Exercise task → Please answer from the play review excerpt: when does the lighting become flat and harsh?

Text excerpt →
- - - - - - -

It is additionally problematic that the character chosen or created to carry all of these stories is a young Aboriginal woman who only and exclusively tells stories of violation and exploitation. She is made to speak in a clichéd and unconvincing North End kind of accent overlaid with white Valley Girl intonations. She is also the only character who is portrayed as explicitly speaking to Gillian, rather than to the audience; this involves some rapid and awkward character-shifting for Patterson, and we are left to wonder why it is only this young and abject Aboriginal woman who is disallowed even the agency of her own unmediated storytelling. As the audience, we are no longer the Thou: we are also forced into the role of voyeur to their conversations and interactions.

The list of exploitations experienced by Theresa is thorough, encompassing nearly every fear and fascination that colonial white culture suspects and possibly secretly desires that Aboriginal bodies (especially Indigenous female bodies, portrayed in the mainstream media almost exclusively as sites of sexual degradation and danger) contain and continue to be recognizable by: substance abuse, childhood sexual exploitation and exploitative sex work, gang involvement, physical violence in the home and the community, street involvement, loss of language, childhood suicide attempts, an unfit mother who dies of addiction-related causes, abusive relatives, constant (yet unhelpful) CFS involvement, uncaring foster homes, criminal activities and lock-ups or police involvement, foster care, violent dealers/pimps/johns. It’s an exhausting list for one young woman to contain/convey – especially to an audience that is, at least on opening night, almost exclusively white; this only serves to highlight the all-encompassing Otherness of this character.

It begins to feel like spectacle, like Theresa is telling stories that are designed only to simultaneously shock and pruriently satisfy white middle-class expectations in a carnival of the grotesque kind of way. After this catalogue of exploitations carried by Theresa, there isn’t time left in the play nor space within this character to communicate the kind of complexity and varying responses to hurt that Gillian is allowed to express. Additionally, this character is so mediated by Gillian/Patterson that there is little possibility of the audience building or engaging in authentic intimacy or empathy. The structure of the play and Patterson’s portrayal of this character proscribes an emotional response of pity, of feeling for Theresa instead of with her. Even the lighting becomes flat and harsh only when Theresa appears.

I don’t believe that Patterson (nor any of the other – albeit entirely white – production team) intended to perpetuate racism or colonialism; I’m certain that they intended the opposite. In some ways, Theresa’s narratives are privileged over the other secondary characters; this is communicated to us through Gillian’s portrayal of her emotional connection with Theresa. Unfortunately, this serves to further disempower Theresa and further deny her agency, as it becomes clear that she is meaningful to Gillian as a living exemplifier of the “brokenness” that Gillian is struggling with in her own body.

The intersectionality between disability and racist colonization feels contrived, and ultimately exists only to serve Gillian’s emotional trajectory.  (In the play’s climax, Gillian uses Theresa’s narrations of “brokenness” as both a foil which allows her to feel better about her own body’s “brokenness,” and as a lens through which she develops and expresses her own newly-expanded sense of empathy for her perceptions of other people whom she perceives as disadvantaged). Theresa, however, stays static in her broken state. While Gillian uses (exploits?) Theresa’s narratives in order to “heal” her own perceptions of brokenness in herself and the world, Theresa just stays broken and emotionally unchanged throughout the play. She doesn’t get to learn anything, heal anything, or even speak directly to any of us.

- - - - - - -

Information shown →

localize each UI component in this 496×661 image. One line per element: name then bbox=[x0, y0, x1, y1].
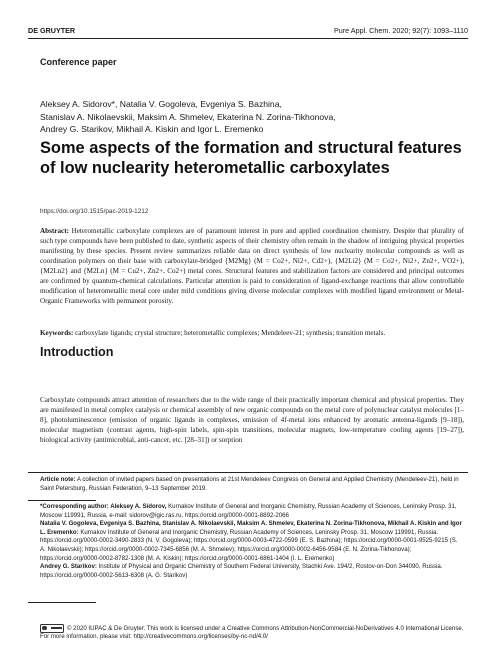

- - - - - - -

Exercise result → Only when Theresa appears.